AUFGABEN
a) Kopiere aus der Rezension den Abschnitt von „Bewertung des Rezensenten: Bewertung“ bis einschließlich „zurückgehalten werden müssen.“ Wort für Wort.
b) Nenne alle Personen, die in der Rezension mit Namen erwähnt werden.
c) Setze die Rezension über Pal Benkos Biographie nach ihrem letzten Satz fort.

AUSGEWÄHLTER AUSZUG
────────────────
Bewertung des Rezensenten: Bewertung 5 aus 5

 

   Dieser Tage reden wieder alle über Bobby Fischer, der - auch ohne einen Schachzug zu machen - die Medien elektrisiert. Dabei wäre der elfte Weltmeister wahrscheinlich nie auf den Schachthron gestiegen, hätte ihm nicht ein Landsmann eine Hintertür geöffnet, die 1970 seine Teilnahme am Interzonenturnier ermöglichte. Zu seinem 75. Geburtstag legte der gebürtige Ungar 2003 - zusammen mit den Internationalen Meistern Jeremy Silman und John Watson - seine Biographie vor: Ein Werk, dem man in seiner umfangreichen schachlichen Substanz anmerkt, dass hier keine Brettgeheimnisse zurückgehalten werden müssen.

   Pal Benko ist bereits seit 1992 kein Berufsspieler mehr. Sein Name steht jedoch für viele Entwicklungen im königlichen Spiel der Neuzeit: Schachliche und politische Konflikte und Kooperation zwischen Ost und West, Aufschwung im Eröffnungs- und Mittelspielwissen und Kategorisierung des Endspielterrains. Überall hat der fünffache Olympiadeteilnehmer Pionierbeiträge geleistet. 668 pralle Seiten legen in einem Leinenband davon Zeugnis ab (vorbildlich die Fadenbindung, die ein Zuklappen des Wälzers verhindert!).

   Aber nicht nur der Verstand, sondern auch das Auge freut sich: Das Layout ist gediegen und lesefreundlich, eine ungewöhnlich große Anzahl von Bildern bringt die Hochzeiten des klassischen Schachs in den vier Jahrzehnten nach dem zweiten Weltkrieg in Erinnerung (darunter zahlreiche unbekannte Aufnahmen aus Archiven des US-Schachverbandes, z.B. eine Doppelseite mit neun Bildern des 19-jährigen Fischers am Krankenlager von Mihail Tal auf Curacao 1962). Viele Weggenossen Benkos aus Ost und West werden mit biografischen Details vorgestellt, Susan Polgar würdigt im Vorwort seine Unterstützung bei der Schachausbildung des Geschwistertrios. Und die Autoren haben sich mehr als eine bloße Aneinanderreihung schöner Partien auf die Fahne geschrieben. Drei der vier Kapitel können zugleich als ein Lehrbuch in verschiedene Gebiete der Schachpraxis gelten, 20 Seiten mit Interviews ergänzen Zeitkontexte und Episoden des als impulsiv und temperamentvoll bekannten Zeitnotspezialisten.
────────────────
(Räumliche Layoutdaten)
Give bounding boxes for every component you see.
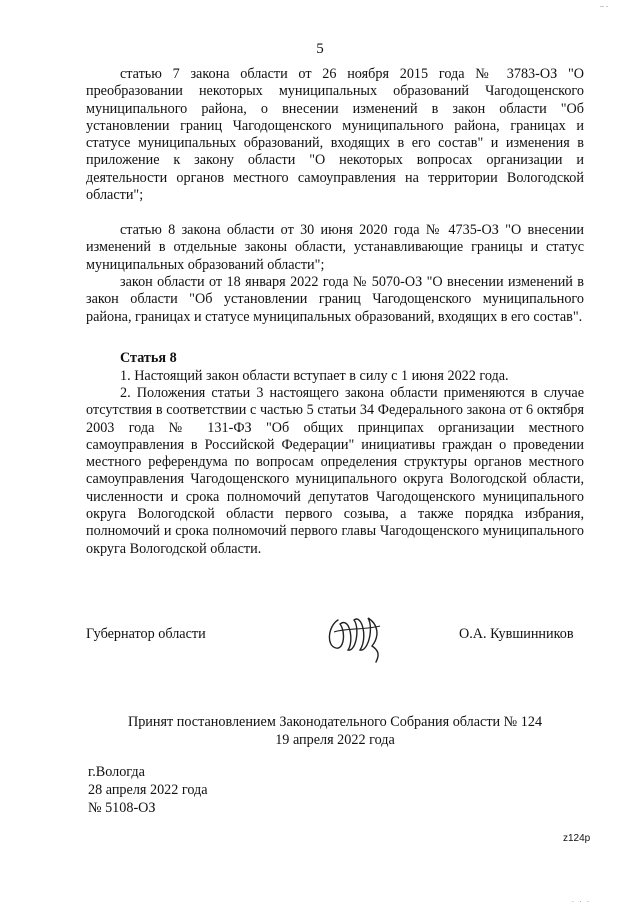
article-item-2: 2. Положения статьи 3 настоящего закона области применяются в случае отсутствия в соответствии с частью 5 статьи 34 Федерального закона от 6 октября 2003 года № 131-ФЗ "Об общих принципах организации местного самоуправления в Российской Федерации" инициативы граждан о проведении местного референдума по вопросам определения структуры органов местного самоуправления Чагодощенского муниципального округа Вологодской области, численности и срока полномочий депутатов Чагодощенского муниципального округа Вологодской области первого созыва, а также порядка избрания, полномочий и срока полномочий первого главы Чагодощенского муниципального округа Вологодской области. (86, 385, 584, 557)
signatory-name: О.А. Кувшинников (459, 626, 574, 642)
city: г.Вологда (88, 764, 145, 780)
handwritten-signature (324, 602, 386, 664)
adoption-line-2: 19 апреля 2022 года (275, 732, 395, 748)
article-item-1: 1. Настоящий закон области вступает в силу с 1 июня 2022 года. (120, 368, 509, 384)
paragraph-law-3783: статью 7 закона области от 26 ноября 2015 года № 3783-ОЗ "О преобразовании некоторых муниципальных образований Чагодощенского муниципального района, о внесении изменений в закон области "Об установлении границ Чагодощенского муниципального района, границах и статусе муниципальных образований, входящих в его состав" и изменения в приложение к закону области "О некоторых вопросах организации и деятельности органов местного самоуправления на территории Вологодской области"; (86, 66, 584, 204)
law-number: № 5108-ОЗ (88, 800, 156, 816)
document-code: z124p (563, 833, 591, 844)
signing-date: 28 апреля 2022 года (88, 782, 208, 798)
article-title: Статья 8 (120, 350, 177, 366)
scan-bottom-mark: . . . (572, 896, 591, 904)
adoption-note (0, 713, 640, 749)
paragraph-law-4735: статью 8 закона области от 30 июня 2020 года № 4735-ОЗ "О внесении изменений в отдельные законы области, устанавливающие границы и статус муниципальных образований области"; (86, 222, 584, 273)
paragraph-law-5070: закон области от 18 января 2022 года № 5070-ОЗ "О внесении изменений в закон области "Об установлении границ Чагодощенского муниципального района, границах и статусе муниципальных образований, входящих в его состав". (86, 274, 584, 325)
scan-corner-mark: .. . (600, 0, 608, 9)
signatory-position: Губернатор области (86, 626, 206, 642)
adoption-line-1: Принят постановлением Законодательного Собрания области № 124 (127, 714, 543, 730)
page-number: 5 (316, 41, 324, 57)
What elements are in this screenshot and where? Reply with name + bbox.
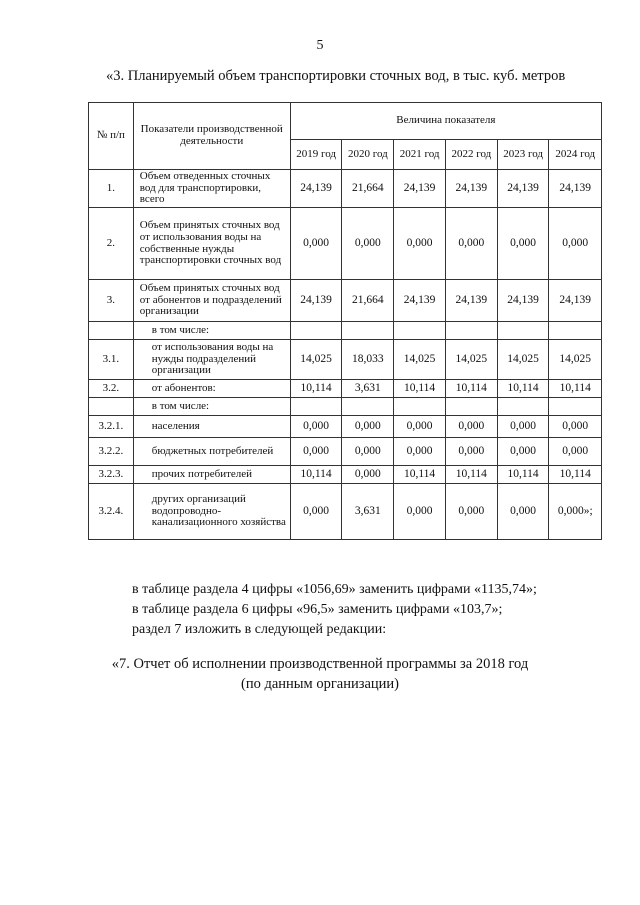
row-value [497, 322, 549, 340]
row-number: 3.2.4. [89, 484, 134, 540]
table-row [89, 340, 602, 380]
row-value [394, 322, 446, 340]
row-indicator: от абонентов: [133, 380, 290, 398]
body-line-2: в таблице раздела 6 цифры «96,5» заменить цифрами «103,7»; [132, 602, 503, 617]
row-value [342, 398, 394, 416]
row-value: 0,000 [290, 438, 342, 466]
row-value: 0,000»; [549, 484, 602, 540]
row-value: 10,114 [290, 466, 342, 484]
table-row [89, 208, 602, 280]
header-values-group: Величина показателя [290, 103, 601, 140]
row-value: 14,025 [394, 340, 446, 380]
row-value: 0,000 [290, 484, 342, 540]
row-value [290, 322, 342, 340]
row-value: 24,139 [290, 280, 342, 322]
row-value: 0,000 [497, 208, 549, 280]
subheading-line-2: (по данным организации) [240, 676, 399, 692]
row-value: 24,139 [445, 170, 497, 208]
row-value: 24,139 [394, 170, 446, 208]
table-row [89, 380, 602, 398]
table-row [89, 438, 602, 466]
row-value: 24,139 [549, 170, 602, 208]
header-year: 2021 год [394, 140, 446, 170]
row-value: 10,114 [394, 380, 446, 398]
header-year: 2020 год [342, 140, 394, 170]
row-number [89, 398, 134, 416]
row-value: 14,025 [290, 340, 342, 380]
row-value: 21,664 [342, 170, 394, 208]
row-number: 3.1. [89, 340, 134, 380]
row-value: 3,631 [342, 484, 394, 540]
row-value: 0,000 [394, 416, 446, 438]
table-row [89, 398, 602, 416]
row-value: 21,664 [342, 280, 394, 322]
row-value: 24,139 [445, 280, 497, 322]
planned-volume-table [88, 102, 602, 540]
table-row [89, 322, 602, 340]
row-value: 0,000 [497, 416, 549, 438]
row-indicator: прочих потребителей [133, 466, 290, 484]
row-value: 0,000 [549, 438, 602, 466]
page-number: 5 [316, 38, 324, 53]
header-year: 2019 год [290, 140, 342, 170]
row-indicator: в том числе: [133, 398, 290, 416]
row-number: 3.2.2. [89, 438, 134, 466]
row-value: 24,139 [290, 170, 342, 208]
row-value: 24,139 [497, 280, 549, 322]
table-row [89, 416, 602, 438]
row-value: 0,000 [342, 416, 394, 438]
row-value: 10,114 [290, 380, 342, 398]
row-number: 3. [89, 280, 134, 322]
row-value: 10,114 [549, 380, 602, 398]
row-value: 14,025 [549, 340, 602, 380]
row-number [89, 322, 134, 340]
row-value [394, 398, 446, 416]
header-num: № п/п [89, 103, 134, 170]
row-value: 0,000 [445, 416, 497, 438]
row-number: 3.2.3. [89, 466, 134, 484]
row-value: 0,000 [497, 438, 549, 466]
table-row [89, 170, 602, 208]
row-value: 0,000 [497, 484, 549, 540]
row-value: 0,000 [549, 416, 602, 438]
row-value: 0,000 [394, 438, 446, 466]
row-value: 0,000 [342, 438, 394, 466]
row-value: 10,114 [497, 466, 549, 484]
row-number: 3.2.1. [89, 416, 134, 438]
row-indicator: Объем отведенных сточных вод для транспортировки, всего [133, 170, 290, 208]
row-value: 18,033 [342, 340, 394, 380]
row-indicator: бюджетных потребителей [133, 438, 290, 466]
row-value [445, 398, 497, 416]
row-value: 0,000 [445, 484, 497, 540]
row-value: 14,025 [445, 340, 497, 380]
row-value: 0,000 [342, 208, 394, 280]
body-line-3: раздел 7 изложить в следующей редакции: [132, 622, 387, 637]
row-value: 10,114 [549, 466, 602, 484]
row-number: 3.2. [89, 380, 134, 398]
section-heading: «3. Планируемый объем транспортировки сточных вод, в тыс. куб. метров [106, 68, 566, 84]
row-value: 0,000 [549, 208, 602, 280]
row-value [549, 322, 602, 340]
row-value [342, 322, 394, 340]
row-number: 2. [89, 208, 134, 280]
table-row [89, 466, 602, 484]
header-year: 2024 год [549, 140, 602, 170]
row-value [445, 322, 497, 340]
row-value: 10,114 [445, 466, 497, 484]
row-number: 1. [89, 170, 134, 208]
row-value: 10,114 [394, 466, 446, 484]
row-indicator: Объем принятых сточных вод от абонентов и подразделений организации [133, 280, 290, 322]
row-value: 0,000 [342, 466, 394, 484]
row-indicator: населения [133, 416, 290, 438]
header-indicator: Показатели производственной деятельности [133, 103, 290, 170]
row-value: 24,139 [394, 280, 446, 322]
header-year: 2022 год [445, 140, 497, 170]
body-line-1: в таблице раздела 4 цифры «1056,69» заменить цифрами «1135,74»; [132, 582, 537, 597]
row-value: 0,000 [290, 208, 342, 280]
table-row [89, 484, 602, 540]
row-value [290, 398, 342, 416]
row-value: 24,139 [549, 280, 602, 322]
row-value: 0,000 [394, 484, 446, 540]
row-value: 10,114 [497, 380, 549, 398]
table-row [89, 280, 602, 322]
row-value [549, 398, 602, 416]
row-value: 0,000 [445, 438, 497, 466]
row-value: 14,025 [497, 340, 549, 380]
row-value: 24,139 [497, 170, 549, 208]
row-value: 3,631 [342, 380, 394, 398]
row-indicator: от использования воды на нужды подразделений организации [133, 340, 290, 380]
row-value: 0,000 [394, 208, 446, 280]
row-indicator: в том числе: [133, 322, 290, 340]
row-value: 0,000 [445, 208, 497, 280]
row-indicator: Объем принятых сточных вод от использования воды на собственные нужды транспортировки сточных вод [133, 208, 290, 280]
row-value: 10,114 [445, 380, 497, 398]
row-value: 0,000 [290, 416, 342, 438]
row-indicator: других организаций водопроводно-канализационного хозяйства [133, 484, 290, 540]
row-value [497, 398, 549, 416]
subheading-line-1: «7. Отчет об исполнении производственной программы за 2018 год [111, 656, 529, 672]
header-year: 2023 год [497, 140, 549, 170]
────────────────
LÖSUNGEN
a)
Bewertung des Rezensenten: Bewertung 5 aus 5

 

   Dieser Tage reden wieder alle über Bobby Fischer, der - auch ohne einen Schachzug zu machen - die Medien elektrisiert. Dabei wäre der elfte Weltmeister wahrscheinlich nie auf den Schachthron gestiegen, hätte ihm nicht ein Landsmann eine Hintertür geöffnet, die 1970 seine Teilnahme am Interzonenturnier ermöglichte. Zu seinem 75. Geburtstag legte der gebürtige Ungar 2003 - zusammen mit den Internationalen Meistern Jeremy Silman und John Watson - seine Biographie vor: Ein Werk, dem man in seiner umfangreichen schachlichen Substanz anmerkt, dass hier keine Brettgeheimnisse zurückgehalten werden müssen.

b) Bobby Fischer, Jeremy Silman, John Watson, Pal Benko, Mihail Tal, Susan Polgar

c)
   410 Seiten bringen - neben dem Werdegang des ständigen Grenzgängers zwischen Ungarn und Amerika - 138 Partien, die - gerade angesichts von Benkos vorzugsweise positionell ausgerichtetem Stil - nicht nur mit Varianten protzen, sondern ausführlich Planbildungen, strategische Prinzipien (auch in Wechselwirkung mit taktischen Vorkommnissen) und Übergänge zwischen Partiephasen erläutern. Zudem gibt es Hinweise, wie sich die Eröffnungstheorie seinerzeit generell ausgestaltete. Eine stark gekürzte Partie gegen Fischer soll dies verdeutlichen. Die Erstrundenbegegnung bildete für den jungen Himmelstürmer einen denkbar schlechten Auftakt in die insgesamt 28 Runden, nach denen Fischer seine berühmte Forderung zur Abschaffung eines Rundenturniers zur Ermittlung des WM-Herausforderers stellte (drei Jahre später begann die Zeit der Kandidatenmatchs).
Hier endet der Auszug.